## start
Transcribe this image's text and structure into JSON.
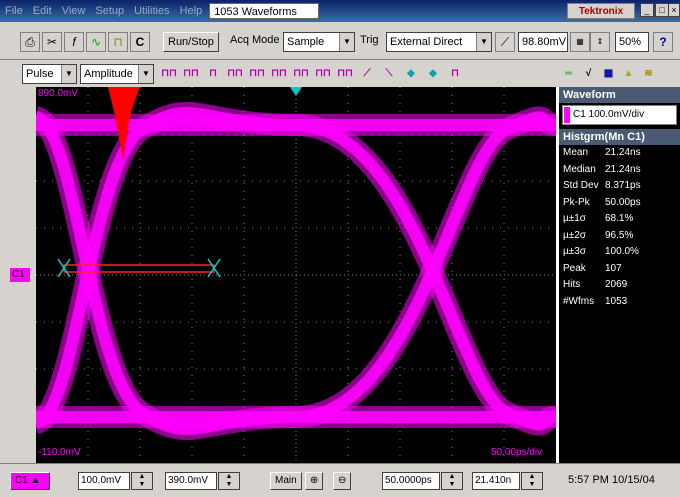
{
  "menu": {
    "items": [
      "File",
      "Edit",
      "View",
      "Setup",
      "Utilities",
      "Help"
    ],
    "title_field": "1053 Waveforms",
    "brand": "Tektronix",
    "window_buttons": [
      "_",
      "□",
      "×"
    ]
  },
  "toolbar": {
    "clear_label": "C",
    "runstop_label": "Run/Stop",
    "acqmode_label": "Acq Mode",
    "acqmode_value": "Sample",
    "trig_label": "Trig",
    "trig_value": "External Direct",
    "trig_level": "98.80mV",
    "zoom_value": "50%",
    "help_icon": "?"
  },
  "meas_bar": {
    "category_value": "Pulse",
    "type_value": "Amplitude"
  },
  "plot": {
    "top_label": "890.0mV",
    "bottom_label": "-110.0mV",
    "time_div": "50.00ps/div",
    "channel_marker": "C1",
    "colors": {
      "trace": "#ff00ff",
      "histogram": "#ff0000",
      "background": "#000000",
      "grid": "#888888"
    }
  },
  "readout": {
    "waveform_header": "Waveform",
    "waveform_value": "C1 100.0mV/div",
    "histogram_header": "Histgrm(Mn C1)",
    "stats": [
      {
        "label": "Mean",
        "value": "21.24ns"
      },
      {
        "label": "Median",
        "value": "21.24ns"
      },
      {
        "label": "Std Dev",
        "value": "8.371ps"
      },
      {
        "label": "Pk-Pk",
        "value": "50.00ps"
      },
      {
        "label": "µ±1σ",
        "value": "68.1%"
      },
      {
        "label": "µ±2σ",
        "value": "96.5%"
      },
      {
        "label": "µ±3σ",
        "value": "100.0%"
      },
      {
        "label": "Peak",
        "value": "107"
      },
      {
        "label": "Hits",
        "value": "2069"
      },
      {
        "label": "#Wfms",
        "value": "1053"
      }
    ]
  },
  "bottom": {
    "channel": "C1",
    "scale": "100.0mV",
    "offset": "390.0mV",
    "main_label": "Main",
    "timebase": "50.0000ps",
    "position": "21.410n",
    "clock": "5:57 PM 10/15/04"
  }
}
## end
_PROBLEM DESCRIPTION_
Pictures in the records above are left out; print everything else exactly as written.

_RESULT_
Transcribe this image's text and structure into JSON.
{
  "menu": {
    "items": [
      "File",
      "Edit",
      "View",
      "Setup",
      "Utilities",
      "Help"
    ],
    "title_field": "1053 Waveforms",
    "brand": "Tektronix",
    "window_buttons": [
      "_",
      "□",
      "×"
    ]
  },
  "toolbar": {
    "clear_label": "C",
    "runstop_label": "Run/Stop",
    "acqmode_label": "Acq Mode",
    "acqmode_value": "Sample",
    "trig_label": "Trig",
    "trig_value": "External Direct",
    "trig_level": "98.80mV",
    "zoom_value": "50%",
    "help_icon": "?"
  },
  "meas_bar": {
    "category_value": "Pulse",
    "type_value": "Amplitude"
  },
  "plot": {
    "top_label": "890.0mV",
    "bottom_label": "-110.0mV",
    "time_div": "50.00ps/div",
    "channel_marker": "C1",
    "colors": {
      "trace": "#ff00ff",
      "histogram": "#ff0000",
      "background": "#000000",
      "grid": "#888888"
    }
  },
  "readout": {
    "waveform_header": "Waveform",
    "waveform_value": "C1 100.0mV/div",
    "histogram_header": "Histgrm(Mn C1)",
    "stats": [
      {
        "label": "Mean",
        "value": "21.24ns"
      },
      {
        "label": "Median",
        "value": "21.24ns"
      },
      {
        "label": "Std Dev",
        "value": "8.371ps"
      },
      {
        "label": "Pk-Pk",
        "value": "50.00ps"
      },
      {
        "label": "µ±1σ",
        "value": "68.1%"
      },
      {
        "label": "µ±2σ",
        "value": "96.5%"
      },
      {
        "label": "µ±3σ",
        "value": "100.0%"
      },
      {
        "label": "Peak",
        "value": "107"
      },
      {
        "label": "Hits",
        "value": "2069"
      },
      {
        "label": "#Wfms",
        "value": "1053"
      }
    ]
  },
  "bottom": {
    "channel": "C1",
    "scale": "100.0mV",
    "offset": "390.0mV",
    "main_label": "Main",
    "timebase": "50.0000ps",
    "position": "21.410n",
    "clock": "5:57 PM 10/15/04"
  }
}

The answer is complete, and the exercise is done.